## [The request]
Examine the records and identify each line that includes the string "What". Copy those lines.

:::

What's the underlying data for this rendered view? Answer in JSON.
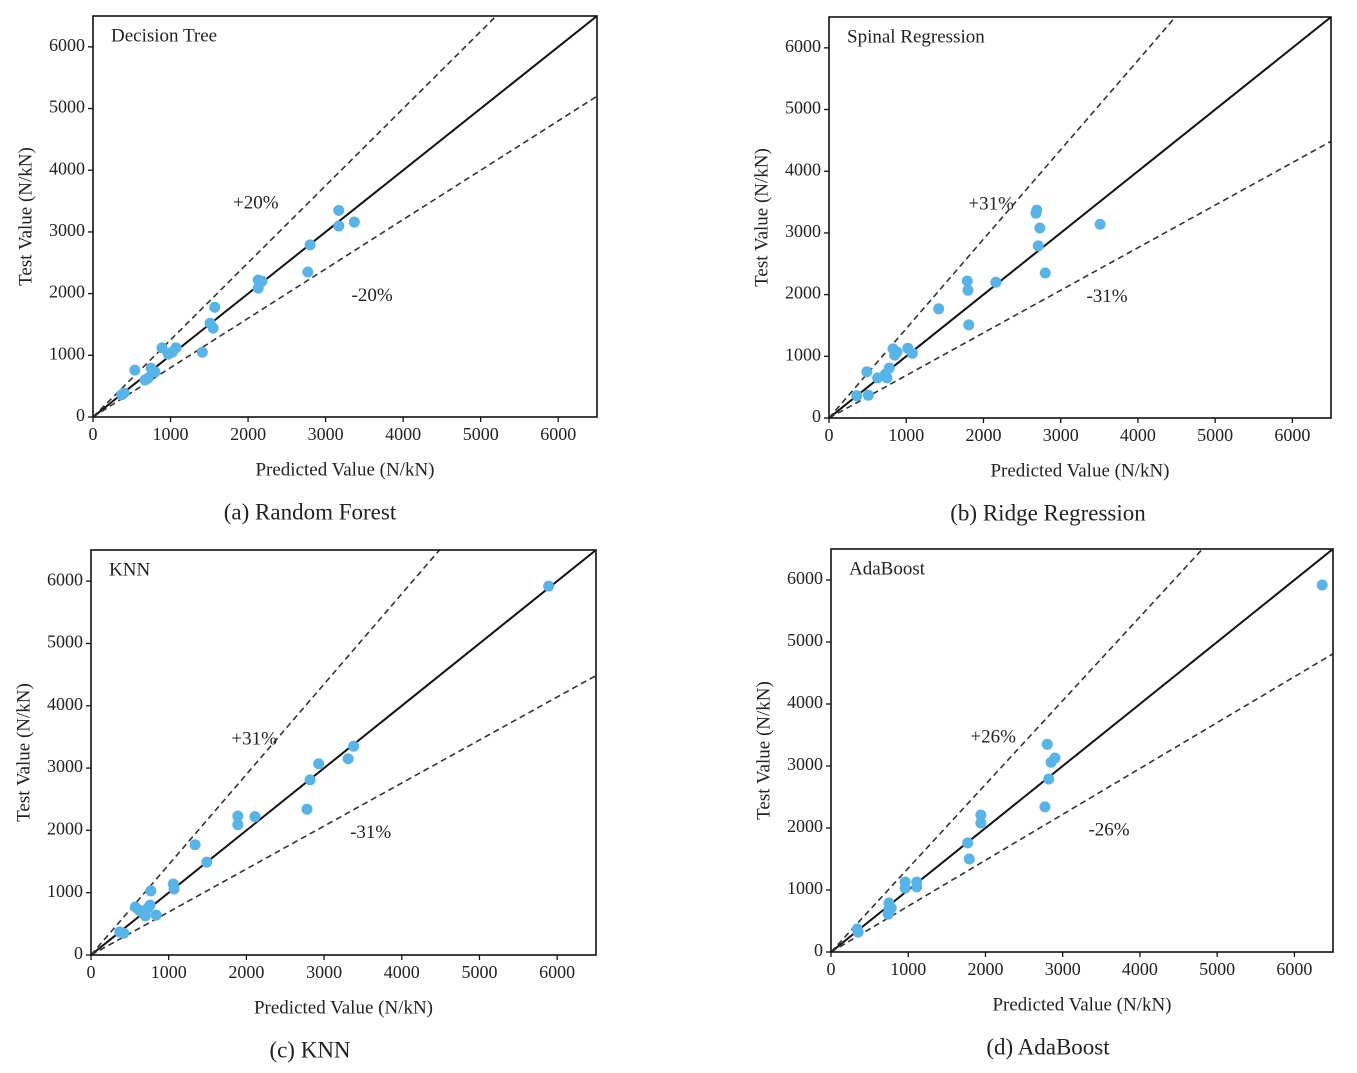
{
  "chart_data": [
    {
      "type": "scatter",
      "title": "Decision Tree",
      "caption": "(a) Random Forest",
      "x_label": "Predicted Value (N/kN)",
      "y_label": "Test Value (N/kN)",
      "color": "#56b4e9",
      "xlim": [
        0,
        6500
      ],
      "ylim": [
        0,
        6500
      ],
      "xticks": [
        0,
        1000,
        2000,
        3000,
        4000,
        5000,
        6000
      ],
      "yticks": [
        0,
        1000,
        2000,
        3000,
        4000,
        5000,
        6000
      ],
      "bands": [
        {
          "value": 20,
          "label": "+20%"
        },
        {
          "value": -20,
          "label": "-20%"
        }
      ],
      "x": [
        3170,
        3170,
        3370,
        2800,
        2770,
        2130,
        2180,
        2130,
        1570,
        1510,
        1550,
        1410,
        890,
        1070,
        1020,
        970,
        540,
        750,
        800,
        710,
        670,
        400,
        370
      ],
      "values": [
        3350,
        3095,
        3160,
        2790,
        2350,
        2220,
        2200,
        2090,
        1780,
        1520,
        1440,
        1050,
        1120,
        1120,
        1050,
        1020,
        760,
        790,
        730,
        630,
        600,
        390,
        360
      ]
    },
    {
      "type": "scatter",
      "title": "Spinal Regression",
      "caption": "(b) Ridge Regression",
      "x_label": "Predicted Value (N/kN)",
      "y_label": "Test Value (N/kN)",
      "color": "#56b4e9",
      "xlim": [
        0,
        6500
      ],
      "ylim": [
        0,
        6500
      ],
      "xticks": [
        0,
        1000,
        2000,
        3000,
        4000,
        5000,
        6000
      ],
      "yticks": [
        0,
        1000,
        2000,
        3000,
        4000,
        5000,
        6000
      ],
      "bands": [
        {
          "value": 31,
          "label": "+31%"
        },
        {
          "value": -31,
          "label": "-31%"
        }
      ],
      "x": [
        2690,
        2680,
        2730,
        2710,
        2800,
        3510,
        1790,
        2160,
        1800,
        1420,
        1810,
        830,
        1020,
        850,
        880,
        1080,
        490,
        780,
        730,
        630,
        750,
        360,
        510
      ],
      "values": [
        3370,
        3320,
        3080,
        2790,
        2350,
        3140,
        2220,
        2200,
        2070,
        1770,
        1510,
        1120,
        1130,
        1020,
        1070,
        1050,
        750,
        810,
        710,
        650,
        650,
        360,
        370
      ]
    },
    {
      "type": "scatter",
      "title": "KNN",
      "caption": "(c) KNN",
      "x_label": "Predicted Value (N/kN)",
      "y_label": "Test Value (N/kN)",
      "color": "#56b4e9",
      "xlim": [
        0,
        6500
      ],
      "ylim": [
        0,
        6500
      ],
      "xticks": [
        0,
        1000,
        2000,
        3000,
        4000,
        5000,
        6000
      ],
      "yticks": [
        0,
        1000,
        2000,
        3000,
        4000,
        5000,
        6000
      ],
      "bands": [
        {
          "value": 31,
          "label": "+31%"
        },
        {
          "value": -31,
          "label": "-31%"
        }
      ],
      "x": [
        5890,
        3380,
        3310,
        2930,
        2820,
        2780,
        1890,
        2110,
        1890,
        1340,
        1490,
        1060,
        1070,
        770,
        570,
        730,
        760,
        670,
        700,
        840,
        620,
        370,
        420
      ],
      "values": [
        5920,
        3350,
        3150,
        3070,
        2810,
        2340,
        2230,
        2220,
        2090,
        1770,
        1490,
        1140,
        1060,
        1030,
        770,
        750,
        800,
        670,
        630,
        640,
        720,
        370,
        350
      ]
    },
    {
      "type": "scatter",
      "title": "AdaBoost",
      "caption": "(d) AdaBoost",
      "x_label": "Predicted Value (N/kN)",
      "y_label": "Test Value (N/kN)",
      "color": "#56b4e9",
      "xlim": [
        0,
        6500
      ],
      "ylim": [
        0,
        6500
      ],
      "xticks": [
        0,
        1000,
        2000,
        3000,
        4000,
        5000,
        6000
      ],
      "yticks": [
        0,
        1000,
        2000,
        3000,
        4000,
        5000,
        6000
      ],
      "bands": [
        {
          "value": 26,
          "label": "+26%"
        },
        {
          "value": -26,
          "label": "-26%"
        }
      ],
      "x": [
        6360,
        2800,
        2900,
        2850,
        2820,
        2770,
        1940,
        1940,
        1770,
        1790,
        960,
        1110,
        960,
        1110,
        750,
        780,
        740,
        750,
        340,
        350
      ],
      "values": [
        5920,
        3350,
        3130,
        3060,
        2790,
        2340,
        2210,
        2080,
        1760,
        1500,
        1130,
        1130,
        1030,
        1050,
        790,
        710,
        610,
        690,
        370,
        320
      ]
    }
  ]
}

:::

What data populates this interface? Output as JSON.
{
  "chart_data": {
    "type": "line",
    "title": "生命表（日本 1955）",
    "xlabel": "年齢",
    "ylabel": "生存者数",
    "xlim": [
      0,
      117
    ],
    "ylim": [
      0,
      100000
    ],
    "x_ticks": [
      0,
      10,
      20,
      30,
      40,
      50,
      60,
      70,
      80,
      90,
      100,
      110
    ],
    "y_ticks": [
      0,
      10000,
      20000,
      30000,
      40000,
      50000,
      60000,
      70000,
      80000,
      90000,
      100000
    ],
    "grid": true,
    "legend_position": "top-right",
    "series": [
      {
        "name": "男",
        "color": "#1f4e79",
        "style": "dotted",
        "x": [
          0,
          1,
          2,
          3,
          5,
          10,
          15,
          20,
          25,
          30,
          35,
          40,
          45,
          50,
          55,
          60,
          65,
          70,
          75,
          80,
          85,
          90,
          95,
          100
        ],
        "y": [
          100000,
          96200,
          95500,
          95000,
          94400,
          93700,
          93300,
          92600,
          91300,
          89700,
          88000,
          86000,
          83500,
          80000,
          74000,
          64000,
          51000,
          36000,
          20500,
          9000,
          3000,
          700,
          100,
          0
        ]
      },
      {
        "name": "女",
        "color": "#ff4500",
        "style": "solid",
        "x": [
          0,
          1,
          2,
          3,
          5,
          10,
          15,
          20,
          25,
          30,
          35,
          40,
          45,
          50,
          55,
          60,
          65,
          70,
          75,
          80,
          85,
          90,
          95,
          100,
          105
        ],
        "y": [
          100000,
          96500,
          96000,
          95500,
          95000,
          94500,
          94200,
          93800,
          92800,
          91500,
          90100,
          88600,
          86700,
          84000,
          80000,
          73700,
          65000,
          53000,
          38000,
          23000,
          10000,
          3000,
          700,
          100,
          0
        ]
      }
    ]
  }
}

:::

## [Solution below]
What's the underlying data for this rendered view? Answer in JSON.
What data populates this interface? Output as JSON.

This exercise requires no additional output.